» **EXERCISE BRIEF**:
Are you able to retype all the records below exactly?

» **EXCERPTED RECORDS**:
┌──

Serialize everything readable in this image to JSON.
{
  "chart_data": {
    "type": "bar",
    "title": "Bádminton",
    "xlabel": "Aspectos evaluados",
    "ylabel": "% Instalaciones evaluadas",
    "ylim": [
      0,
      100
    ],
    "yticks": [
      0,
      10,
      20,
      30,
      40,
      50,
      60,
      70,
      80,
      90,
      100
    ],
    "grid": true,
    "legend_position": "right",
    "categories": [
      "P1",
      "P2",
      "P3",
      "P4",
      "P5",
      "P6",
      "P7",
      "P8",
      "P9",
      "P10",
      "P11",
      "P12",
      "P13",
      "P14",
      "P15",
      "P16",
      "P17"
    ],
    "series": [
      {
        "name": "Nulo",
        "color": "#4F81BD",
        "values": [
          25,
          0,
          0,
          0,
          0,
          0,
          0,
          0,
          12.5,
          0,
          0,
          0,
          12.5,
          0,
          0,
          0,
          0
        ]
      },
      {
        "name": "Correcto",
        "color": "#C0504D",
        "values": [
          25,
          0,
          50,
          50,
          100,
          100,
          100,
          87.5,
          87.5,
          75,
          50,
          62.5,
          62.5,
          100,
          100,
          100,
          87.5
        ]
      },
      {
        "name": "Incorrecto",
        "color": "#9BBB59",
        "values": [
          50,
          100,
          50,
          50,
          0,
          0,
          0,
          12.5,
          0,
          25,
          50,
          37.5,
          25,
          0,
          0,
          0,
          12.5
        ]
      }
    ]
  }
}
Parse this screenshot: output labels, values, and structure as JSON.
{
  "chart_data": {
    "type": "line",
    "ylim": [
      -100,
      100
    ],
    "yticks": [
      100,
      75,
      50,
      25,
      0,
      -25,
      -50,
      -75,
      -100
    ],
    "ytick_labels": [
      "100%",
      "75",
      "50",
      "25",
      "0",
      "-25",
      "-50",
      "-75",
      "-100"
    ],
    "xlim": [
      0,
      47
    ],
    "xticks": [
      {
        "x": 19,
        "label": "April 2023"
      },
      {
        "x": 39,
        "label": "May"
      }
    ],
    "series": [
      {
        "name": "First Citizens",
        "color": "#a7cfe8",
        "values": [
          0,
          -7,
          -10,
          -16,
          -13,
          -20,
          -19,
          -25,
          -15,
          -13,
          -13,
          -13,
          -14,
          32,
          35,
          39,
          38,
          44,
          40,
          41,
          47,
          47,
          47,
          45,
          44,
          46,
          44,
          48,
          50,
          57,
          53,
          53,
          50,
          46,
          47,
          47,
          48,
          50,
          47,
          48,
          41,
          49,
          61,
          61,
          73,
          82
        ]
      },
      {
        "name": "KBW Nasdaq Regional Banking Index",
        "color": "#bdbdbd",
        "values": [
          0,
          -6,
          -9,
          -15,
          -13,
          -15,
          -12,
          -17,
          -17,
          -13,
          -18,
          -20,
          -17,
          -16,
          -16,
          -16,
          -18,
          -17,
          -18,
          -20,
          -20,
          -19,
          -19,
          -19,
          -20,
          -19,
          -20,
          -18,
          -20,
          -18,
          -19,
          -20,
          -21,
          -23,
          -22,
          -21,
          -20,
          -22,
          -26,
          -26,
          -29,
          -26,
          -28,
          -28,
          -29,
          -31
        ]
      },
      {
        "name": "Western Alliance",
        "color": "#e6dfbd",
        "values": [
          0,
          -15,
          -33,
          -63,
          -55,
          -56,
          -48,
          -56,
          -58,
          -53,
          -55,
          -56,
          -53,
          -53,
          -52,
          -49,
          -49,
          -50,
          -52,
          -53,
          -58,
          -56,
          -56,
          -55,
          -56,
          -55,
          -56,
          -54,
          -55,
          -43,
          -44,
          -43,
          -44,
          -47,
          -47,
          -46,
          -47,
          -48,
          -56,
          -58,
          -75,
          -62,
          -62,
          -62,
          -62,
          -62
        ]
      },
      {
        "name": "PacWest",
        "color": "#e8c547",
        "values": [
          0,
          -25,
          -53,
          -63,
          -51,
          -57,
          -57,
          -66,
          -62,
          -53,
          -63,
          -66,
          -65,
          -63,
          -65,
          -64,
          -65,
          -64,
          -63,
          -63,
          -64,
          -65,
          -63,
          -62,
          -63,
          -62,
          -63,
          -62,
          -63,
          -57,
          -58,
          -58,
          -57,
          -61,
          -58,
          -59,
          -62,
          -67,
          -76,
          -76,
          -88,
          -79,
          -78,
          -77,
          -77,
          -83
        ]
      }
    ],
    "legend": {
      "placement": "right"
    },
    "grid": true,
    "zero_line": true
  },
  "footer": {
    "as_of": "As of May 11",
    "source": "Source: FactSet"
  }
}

└──

» **FINISHED ANSWER**:
Serialize everything readable in this image to JSON.
{
  "chart_data": {
    "type": "bar",
    "title": "Bádminton",
    "xlabel": "Aspectos evaluados",
    "ylabel": "% Instalaciones evaluadas",
    "ylim": [
      0,
      100
    ],
    "yticks": [
      0,
      10,
      20,
      30,
      40,
      50,
      60,
      70,
      80,
      90,
      100
    ],
    "grid": true,
    "legend_position": "right",
    "categories": [
      "P1",
      "P2",
      "P3",
      "P4",
      "P5",
      "P6",
      "P7",
      "P8",
      "P9",
      "P10",
      "P11",
      "P12",
      "P13",
      "P14",
      "P15",
      "P16",
      "P17"
    ],
    "series": [
      {
        "name": "Nulo",
        "color": "#4F81BD",
        "values": [
          25,
          0,
          0,
          0,
          0,
          0,
          0,
          0,
          12.5,
          0,
          0,
          0,
          12.5,
          0,
          0,
          0,
          0
        ]
      },
      {
        "name": "Correcto",
        "color": "#C0504D",
        "values": [
          25,
          0,
          50,
          50,
          100,
          100,
          100,
          87.5,
          87.5,
          75,
          50,
          62.5,
          62.5,
          100,
          100,
          100,
          87.5
        ]
      },
      {
        "name": "Incorrecto",
        "color": "#9BBB59",
        "values": [
          50,
          100,
          50,
          50,
          0,
          0,
          0,
          12.5,
          0,
          25,
          50,
          37.5,
          25,
          0,
          0,
          0,
          12.5
        ]
      }
    ]
  }
}
Parse this screenshot: output labels, values, and structure as JSON.
{
  "chart_data": {
    "type": "line",
    "ylim": [
      -100,
      100
    ],
    "yticks": [
      100,
      75,
      50,
      25,
      0,
      -25,
      -50,
      -75,
      -100
    ],
    "ytick_labels": [
      "100%",
      "75",
      "50",
      "25",
      "0",
      "-25",
      "-50",
      "-75",
      "-100"
    ],
    "xlim": [
      0,
      47
    ],
    "xticks": [
      {
        "x": 19,
        "label": "April 2023"
      },
      {
        "x": 39,
        "label": "May"
      }
    ],
    "series": [
      {
        "name": "First Citizens",
        "color": "#a7cfe8",
        "values": [
          0,
          -7,
          -10,
          -16,
          -13,
          -20,
          -19,
          -25,
          -15,
          -13,
          -13,
          -13,
          -14,
          32,
          35,
          39,
          38,
          44,
          40,
          41,
          47,
          47,
          47,
          45,
          44,
          46,
          44,
          48,
          50,
          57,
          53,
          53,
          50,
          46,
          47,
          47,
          48,
          50,
          47,
          48,
          41,
          49,
          61,
          61,
          73,
          82
        ]
      },
      {
        "name": "KBW Nasdaq Regional Banking Index",
        "color": "#bdbdbd",
        "values": [
          0,
          -6,
          -9,
          -15,
          -13,
          -15,
          -12,
          -17,
          -17,
          -13,
          -18,
          -20,
          -17,
          -16,
          -16,
          -16,
          -18,
          -17,
          -18,
          -20,
          -20,
          -19,
          -19,
          -19,
          -20,
          -19,
          -20,
          -18,
          -20,
          -18,
          -19,
          -20,
          -21,
          -23,
          -22,
          -21,
          -20,
          -22,
          -26,
          -26,
          -29,
          -26,
          -28,
          -28,
          -29,
          -31
        ]
      },
      {
        "name": "Western Alliance",
        "color": "#e6dfbd",
        "values": [
          0,
          -15,
          -33,
          -63,
          -55,
          -56,
          -48,
          -56,
          -58,
          -53,
          -55,
          -56,
          -53,
          -53,
          -52,
          -49,
          -49,
          -50,
          -52,
          -53,
          -58,
          -56,
          -56,
          -55,
          -56,
          -55,
          -56,
          -54,
          -55,
          -43,
          -44,
          -43,
          -44,
          -47,
          -47,
          -46,
          -47,
          -48,
          -56,
          -58,
          -75,
          -62,
          -62,
          -62,
          -62,
          -62
        ]
      },
      {
        "name": "PacWest",
        "color": "#e8c547",
        "values": [
          0,
          -25,
          -53,
          -63,
          -51,
          -57,
          -57,
          -66,
          -62,
          -53,
          -63,
          -66,
          -65,
          -63,
          -65,
          -64,
          -65,
          -64,
          -63,
          -63,
          -64,
          -65,
          -63,
          -62,
          -63,
          -62,
          -63,
          -62,
          -63,
          -57,
          -58,
          -58,
          -57,
          -61,
          -58,
          -59,
          -62,
          -67,
          -76,
          -76,
          -88,
          -79,
          -78,
          -77,
          -77,
          -83
        ]
      }
    ],
    "legend": {
      "placement": "right"
    },
    "grid": true,
    "zero_line": true
  },
  "footer": {
    "as_of": "As of May 11",
    "source": "Source: FactSet"
  }
}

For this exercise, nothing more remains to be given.